* Supplied entries:
▬▬▬▬▬▬

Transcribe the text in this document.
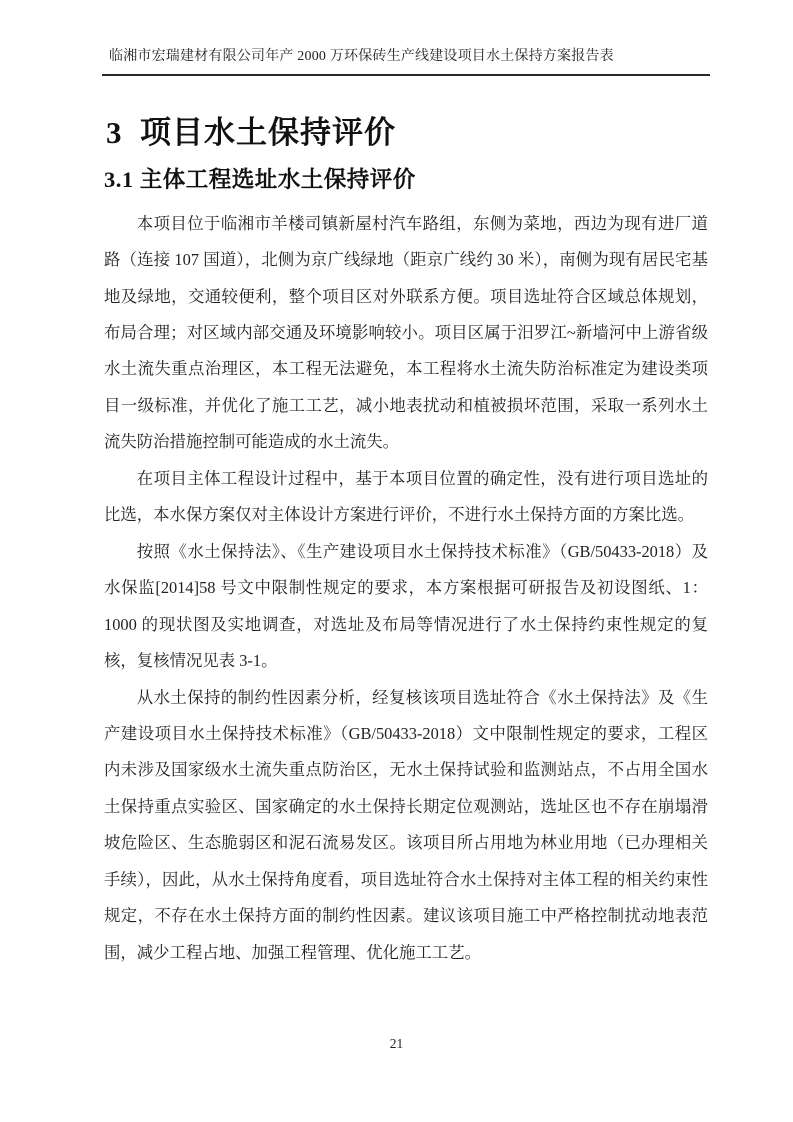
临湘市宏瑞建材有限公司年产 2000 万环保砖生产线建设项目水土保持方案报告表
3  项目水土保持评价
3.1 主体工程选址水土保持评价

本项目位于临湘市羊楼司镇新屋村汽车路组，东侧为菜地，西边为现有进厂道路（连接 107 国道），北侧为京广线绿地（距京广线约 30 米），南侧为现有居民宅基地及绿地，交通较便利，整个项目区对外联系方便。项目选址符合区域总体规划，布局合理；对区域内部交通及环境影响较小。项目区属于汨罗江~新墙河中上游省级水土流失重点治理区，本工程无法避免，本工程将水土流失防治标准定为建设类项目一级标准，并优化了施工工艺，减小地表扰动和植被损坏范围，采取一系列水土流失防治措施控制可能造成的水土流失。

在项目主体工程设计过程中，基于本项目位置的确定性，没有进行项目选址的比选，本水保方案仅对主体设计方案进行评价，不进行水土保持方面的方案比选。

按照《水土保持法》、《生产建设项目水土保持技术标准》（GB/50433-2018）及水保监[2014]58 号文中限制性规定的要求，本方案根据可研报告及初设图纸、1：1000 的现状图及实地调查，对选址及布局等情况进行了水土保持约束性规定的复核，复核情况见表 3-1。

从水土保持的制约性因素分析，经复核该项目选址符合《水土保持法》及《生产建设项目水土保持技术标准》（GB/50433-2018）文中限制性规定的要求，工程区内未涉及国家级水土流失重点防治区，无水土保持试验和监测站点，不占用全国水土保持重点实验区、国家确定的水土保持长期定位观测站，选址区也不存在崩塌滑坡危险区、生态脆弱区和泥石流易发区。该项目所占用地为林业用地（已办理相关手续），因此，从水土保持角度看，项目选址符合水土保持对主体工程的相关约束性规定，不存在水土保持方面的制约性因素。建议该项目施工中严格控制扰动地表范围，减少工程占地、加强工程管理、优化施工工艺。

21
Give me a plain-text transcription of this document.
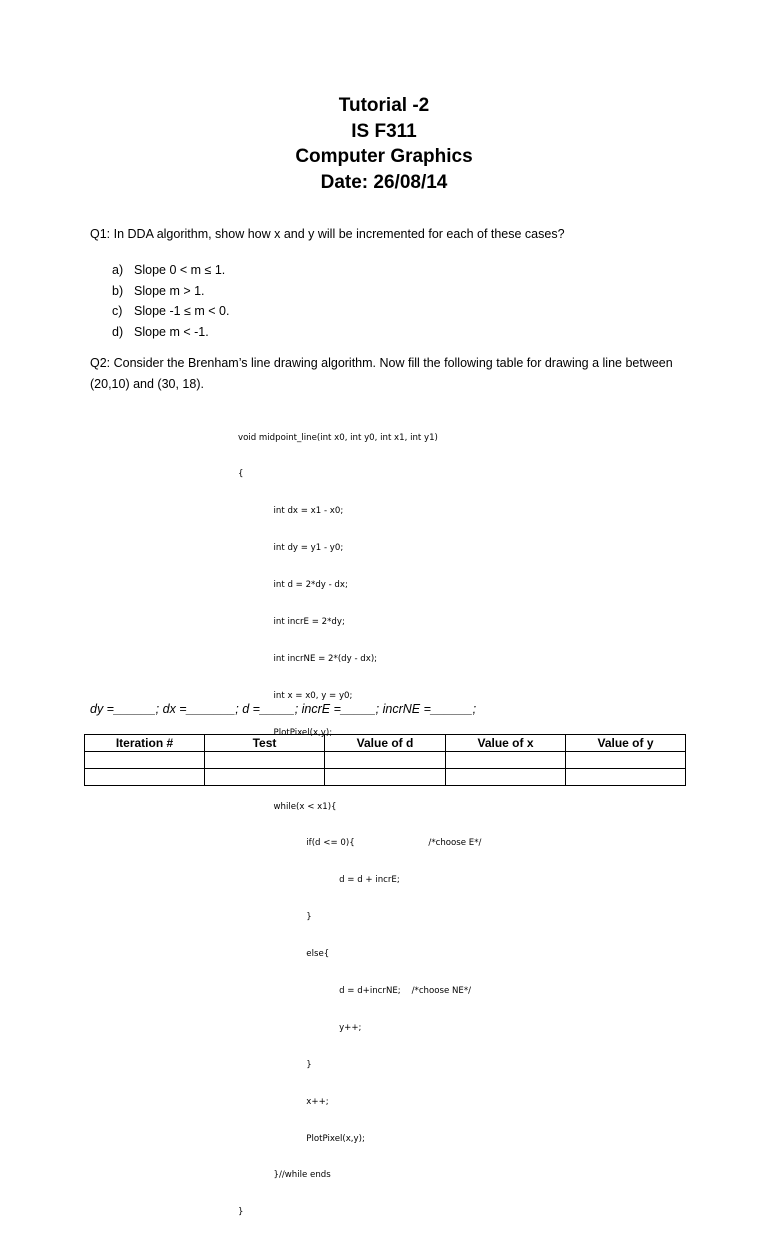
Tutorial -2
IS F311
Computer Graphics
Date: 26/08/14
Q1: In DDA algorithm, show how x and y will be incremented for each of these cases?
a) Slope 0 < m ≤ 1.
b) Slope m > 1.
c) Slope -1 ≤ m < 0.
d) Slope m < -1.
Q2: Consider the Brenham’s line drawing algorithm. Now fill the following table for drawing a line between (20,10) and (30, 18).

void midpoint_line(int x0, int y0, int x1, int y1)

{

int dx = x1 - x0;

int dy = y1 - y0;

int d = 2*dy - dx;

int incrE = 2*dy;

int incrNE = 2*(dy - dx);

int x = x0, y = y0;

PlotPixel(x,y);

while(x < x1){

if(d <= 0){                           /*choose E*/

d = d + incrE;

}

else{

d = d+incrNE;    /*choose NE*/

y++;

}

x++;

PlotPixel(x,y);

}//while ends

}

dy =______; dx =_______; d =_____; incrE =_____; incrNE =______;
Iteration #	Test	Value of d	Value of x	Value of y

▬▬▬▬▬▬

* Stated goal: Reproduce every line above as written, skipping pictures.

* Full solution:
Transcribe the text in this document.
临湘市宏瑞建材有限公司年产 2000 万环保砖生产线建设项目水土保持方案报告表
3  项目水土保持评价
3.1 主体工程选址水土保持评价

本项目位于临湘市羊楼司镇新屋村汽车路组，东侧为菜地，西边为现有进厂道路（连接 107 国道），北侧为京广线绿地（距京广线约 30 米），南侧为现有居民宅基地及绿地，交通较便利，整个项目区对外联系方便。项目选址符合区域总体规划，布局合理；对区域内部交通及环境影响较小。项目区属于汨罗江~新墙河中上游省级水土流失重点治理区，本工程无法避免，本工程将水土流失防治标准定为建设类项目一级标准，并优化了施工工艺，减小地表扰动和植被损坏范围，采取一系列水土流失防治措施控制可能造成的水土流失。

在项目主体工程设计过程中，基于本项目位置的确定性，没有进行项目选址的比选，本水保方案仅对主体设计方案进行评价，不进行水土保持方面的方案比选。

按照《水土保持法》、《生产建设项目水土保持技术标准》（GB/50433-2018）及水保监[2014]58 号文中限制性规定的要求，本方案根据可研报告及初设图纸、1：1000 的现状图及实地调查，对选址及布局等情况进行了水土保持约束性规定的复核，复核情况见表 3-1。

从水土保持的制约性因素分析，经复核该项目选址符合《水土保持法》及《生产建设项目水土保持技术标准》（GB/50433-2018）文中限制性规定的要求，工程区内未涉及国家级水土流失重点防治区，无水土保持试验和监测站点，不占用全国水土保持重点实验区、国家确定的水土保持长期定位观测站，选址区也不存在崩塌滑坡危险区、生态脆弱区和泥石流易发区。该项目所占用地为林业用地（已办理相关手续），因此，从水土保持角度看，项目选址符合水土保持对主体工程的相关约束性规定，不存在水土保持方面的制约性因素。建议该项目施工中严格控制扰动地表范围，减少工程占地、加强工程管理、优化施工工艺。

21
Give me a plain-text transcription of this document.
Tutorial -2
IS F311
Computer Graphics
Date: 26/08/14
Q1: In DDA algorithm, show how x and y will be incremented for each of these cases?
a) Slope 0 < m ≤ 1.
b) Slope m > 1.
c) Slope -1 ≤ m < 0.
d) Slope m < -1.
Q2: Consider the Brenham’s line drawing algorithm. Now fill the following table for drawing a line between (20,10) and (30, 18).

void midpoint_line(int x0, int y0, int x1, int y1)

{

int dx = x1 - x0;

int dy = y1 - y0;

int d = 2*dy - dx;

int incrE = 2*dy;

int incrNE = 2*(dy - dx);

int x = x0, y = y0;

PlotPixel(x,y);

while(x < x1){

if(d <= 0){                           /*choose E*/

d = d + incrE;

}

else{

d = d+incrNE;    /*choose NE*/

y++;

}

x++;

PlotPixel(x,y);

}//while ends

}

dy =______; dx =_______; d =_____; incrE =_____; incrNE =______;
Iteration #	Test	Value of d	Value of x	Value of y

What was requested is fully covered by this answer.